■ TASK TO CARRY OUT
Find every line in the records that holds the string "screenshot". Copy each one.

■ PROVIDED DATA
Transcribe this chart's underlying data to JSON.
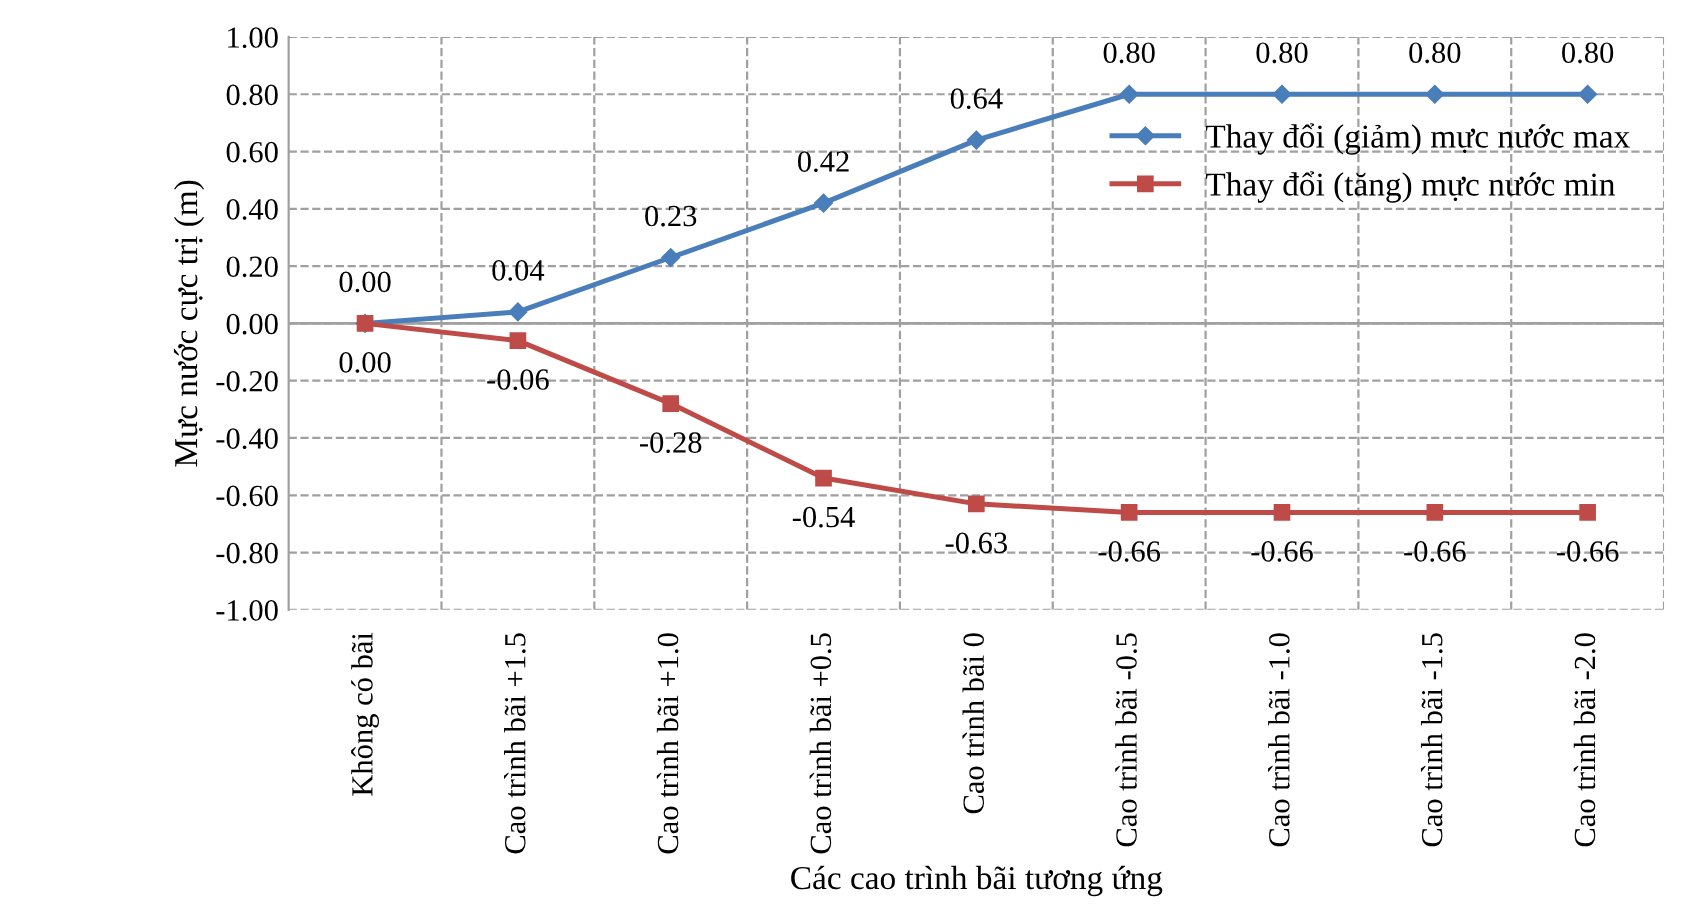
{
  "chart_data": {
    "type": "line",
    "xlabel": "Các cao trình bãi tương ứng",
    "ylabel": "Mực nước cực trị (m)",
    "categories": [
      "Không có bãi",
      "Cao trình bãi +1.5",
      "Cao trình bãi +1.0",
      "Cao trình bãi +0.5",
      "Cao trình bãi 0",
      "Cao trình bãi -0.5",
      "Cao trình bãi -1.0",
      "Cao trình bãi -1.5",
      "Cao trình bãi -2.0"
    ],
    "series": [
      {
        "name": "Thay đổi (giảm) mực nước max",
        "color": "#4a7ebb",
        "marker": "diamond",
        "values": [
          0.0,
          0.04,
          0.23,
          0.42,
          0.64,
          0.8,
          0.8,
          0.8,
          0.8
        ],
        "value_labels": [
          "0.00",
          "0.04",
          "0.23",
          "0.42",
          "0.64",
          "0.80",
          "0.80",
          "0.80",
          "0.80"
        ]
      },
      {
        "name": "Thay đổi (tăng) mực nước min",
        "color": "#be4b48",
        "marker": "square",
        "values": [
          0.0,
          -0.06,
          -0.28,
          -0.54,
          -0.63,
          -0.66,
          -0.66,
          -0.66,
          -0.66
        ],
        "value_labels": [
          "0.00",
          "-0.06",
          "-0.28",
          "-0.54",
          "-0.63",
          "-0.66",
          "-0.66",
          "-0.66",
          "-0.66"
        ]
      }
    ],
    "ylim": [
      -1.0,
      1.0
    ],
    "yticks": [
      {
        "value": -1.0,
        "label": "-1.00"
      },
      {
        "value": -0.8,
        "label": "-0.80"
      },
      {
        "value": -0.6,
        "label": "-0.60"
      },
      {
        "value": -0.4,
        "label": "-0.40"
      },
      {
        "value": -0.2,
        "label": "-0.20"
      },
      {
        "value": 0.0,
        "label": "0.00"
      },
      {
        "value": 0.2,
        "label": "0.20"
      },
      {
        "value": 0.4,
        "label": "0.40"
      },
      {
        "value": 0.6,
        "label": "0.60"
      },
      {
        "value": 0.8,
        "label": "0.80"
      },
      {
        "value": 1.0,
        "label": "1.00"
      }
    ],
    "grid": true,
    "legend": "right",
    "line_style": "solid"
  }
}
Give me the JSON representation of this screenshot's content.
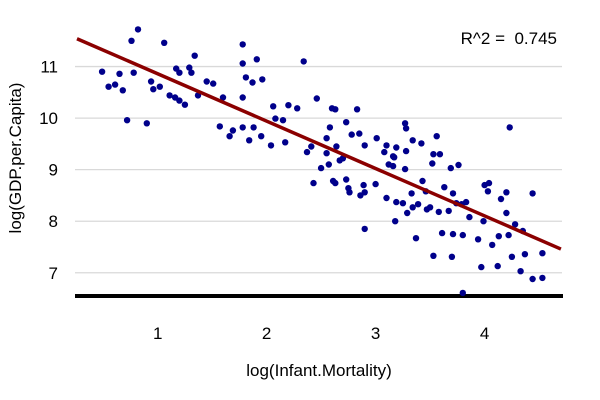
{
  "chart_data": {
    "type": "scatter",
    "title": "",
    "annotation": "R^2 =  0.745",
    "r_squared": 0.745,
    "xlabel": "log(Infant.Mortality)",
    "ylabel": "log(GDP.per.Capita)",
    "xlim": [
      0.26,
      4.71
    ],
    "ylim": [
      6.53,
      12.0
    ],
    "x_ticks": [
      "1",
      "2",
      "3",
      "4"
    ],
    "x_tick_values": [
      1,
      2,
      3,
      4
    ],
    "y_ticks": [
      "7",
      "8",
      "9",
      "10",
      "11"
    ],
    "y_tick_values": [
      7,
      8,
      9,
      10,
      11
    ],
    "grid": "horizontal-only",
    "legend": "none",
    "point_color": "#00008B",
    "line_color": "#8B0000",
    "axis_line_color": "#000000",
    "grid_color": "#d9d9d9",
    "text_color": "#000000",
    "regression_line": {
      "x1": 0.26,
      "y1": 11.54,
      "x2": 4.7,
      "y2": 7.46
    },
    "points": [
      [
        0.82,
        11.72
      ],
      [
        0.76,
        11.5
      ],
      [
        1.06,
        11.46
      ],
      [
        1.78,
        11.43
      ],
      [
        1.34,
        11.21
      ],
      [
        1.78,
        11.06
      ],
      [
        0.49,
        10.9
      ],
      [
        0.65,
        10.86
      ],
      [
        0.78,
        10.88
      ],
      [
        1.17,
        10.96
      ],
      [
        1.2,
        10.88
      ],
      [
        1.29,
        10.98
      ],
      [
        1.31,
        10.88
      ],
      [
        1.81,
        10.79
      ],
      [
        0.94,
        10.71
      ],
      [
        1.02,
        10.61
      ],
      [
        0.96,
        10.56
      ],
      [
        0.55,
        10.61
      ],
      [
        0.61,
        10.65
      ],
      [
        0.68,
        10.54
      ],
      [
        1.11,
        10.44
      ],
      [
        1.16,
        10.4
      ],
      [
        1.2,
        10.34
      ],
      [
        1.25,
        10.26
      ],
      [
        1.37,
        10.44
      ],
      [
        1.45,
        10.71
      ],
      [
        1.51,
        10.67
      ],
      [
        1.6,
        10.4
      ],
      [
        1.78,
        10.4
      ],
      [
        0.72,
        9.96
      ],
      [
        0.9,
        9.9
      ],
      [
        1.57,
        9.84
      ],
      [
        1.69,
        9.76
      ],
      [
        1.78,
        9.82
      ],
      [
        1.66,
        9.65
      ],
      [
        1.84,
        9.57
      ],
      [
        1.91,
        11.14
      ],
      [
        2.34,
        11.1
      ],
      [
        1.87,
        10.69
      ],
      [
        1.96,
        10.75
      ],
      [
        2.46,
        10.38
      ],
      [
        2.06,
        10.23
      ],
      [
        2.2,
        10.25
      ],
      [
        2.28,
        10.19
      ],
      [
        2.6,
        10.19
      ],
      [
        2.63,
        10.17
      ],
      [
        2.83,
        10.17
      ],
      [
        2.08,
        9.99
      ],
      [
        2.15,
        9.96
      ],
      [
        2.58,
        9.82
      ],
      [
        2.73,
        9.92
      ],
      [
        1.88,
        9.82
      ],
      [
        1.95,
        9.65
      ],
      [
        2.04,
        9.47
      ],
      [
        2.17,
        9.53
      ],
      [
        2.41,
        9.45
      ],
      [
        2.55,
        9.61
      ],
      [
        2.64,
        9.45
      ],
      [
        2.78,
        9.68
      ],
      [
        2.85,
        9.7
      ],
      [
        2.9,
        9.47
      ],
      [
        3.01,
        9.61
      ],
      [
        3.1,
        9.47
      ],
      [
        3.19,
        9.43
      ],
      [
        3.27,
        9.9
      ],
      [
        3.28,
        9.8
      ],
      [
        3.34,
        9.57
      ],
      [
        3.42,
        9.51
      ],
      [
        2.37,
        9.34
      ],
      [
        2.55,
        9.32
      ],
      [
        3.17,
        9.24
      ],
      [
        3.28,
        9.36
      ],
      [
        3.56,
        9.65
      ],
      [
        3.53,
        9.3
      ],
      [
        4.23,
        9.82
      ],
      [
        2.7,
        9.22
      ],
      [
        3.08,
        9.34
      ],
      [
        3.16,
        9.26
      ],
      [
        2.5,
        9.03
      ],
      [
        2.57,
        9.1
      ],
      [
        2.67,
        9.18
      ],
      [
        3.12,
        9.1
      ],
      [
        3.16,
        9.07
      ],
      [
        3.27,
        9.01
      ],
      [
        2.43,
        8.74
      ],
      [
        2.61,
        8.78
      ],
      [
        2.63,
        8.74
      ],
      [
        2.73,
        8.81
      ],
      [
        2.75,
        8.64
      ],
      [
        2.76,
        8.56
      ],
      [
        2.89,
        8.7
      ],
      [
        2.9,
        8.56
      ],
      [
        2.86,
        8.5
      ],
      [
        3.0,
        8.72
      ],
      [
        3.1,
        8.45
      ],
      [
        3.19,
        8.37
      ],
      [
        3.25,
        8.35
      ],
      [
        3.33,
        8.54
      ],
      [
        3.34,
        8.27
      ],
      [
        3.39,
        8.33
      ],
      [
        3.43,
        8.78
      ],
      [
        3.46,
        8.58
      ],
      [
        3.29,
        8.16
      ],
      [
        3.47,
        8.23
      ],
      [
        3.18,
        8.0
      ],
      [
        2.9,
        7.85
      ],
      [
        3.37,
        7.67
      ],
      [
        3.59,
        9.3
      ],
      [
        3.52,
        9.12
      ],
      [
        3.69,
        9.03
      ],
      [
        3.76,
        9.09
      ],
      [
        4.0,
        8.7
      ],
      [
        4.04,
        8.74
      ],
      [
        4.03,
        8.58
      ],
      [
        3.63,
        8.66
      ],
      [
        3.71,
        8.54
      ],
      [
        3.5,
        8.27
      ],
      [
        3.58,
        8.18
      ],
      [
        3.67,
        8.2
      ],
      [
        3.74,
        8.35
      ],
      [
        3.79,
        8.33
      ],
      [
        3.83,
        8.37
      ],
      [
        3.86,
        8.08
      ],
      [
        3.99,
        8.0
      ],
      [
        4.15,
        8.43
      ],
      [
        4.2,
        8.56
      ],
      [
        4.2,
        8.16
      ],
      [
        4.28,
        7.94
      ],
      [
        4.35,
        7.81
      ],
      [
        4.44,
        8.54
      ],
      [
        3.61,
        7.77
      ],
      [
        3.71,
        7.75
      ],
      [
        3.8,
        7.73
      ],
      [
        3.94,
        7.65
      ],
      [
        4.07,
        7.54
      ],
      [
        4.13,
        7.71
      ],
      [
        4.22,
        7.73
      ],
      [
        3.53,
        7.33
      ],
      [
        3.7,
        7.31
      ],
      [
        3.97,
        7.11
      ],
      [
        4.12,
        7.13
      ],
      [
        4.25,
        7.31
      ],
      [
        4.37,
        7.36
      ],
      [
        4.33,
        7.03
      ],
      [
        4.44,
        6.88
      ],
      [
        4.53,
        6.9
      ],
      [
        4.53,
        7.38
      ],
      [
        3.8,
        6.61
      ]
    ]
  }
}
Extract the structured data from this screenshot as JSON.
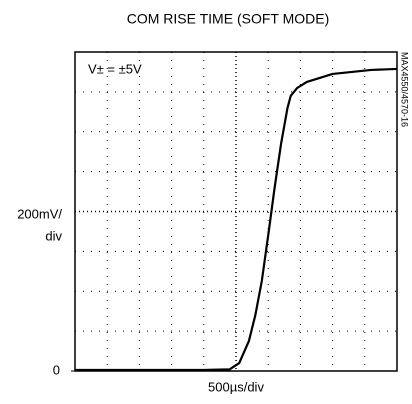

■ ANSWER FOR THIS EXERCISE
Give me the JSON representation of this screenshot's content.
Extract the structured data from this screenshot as JSON.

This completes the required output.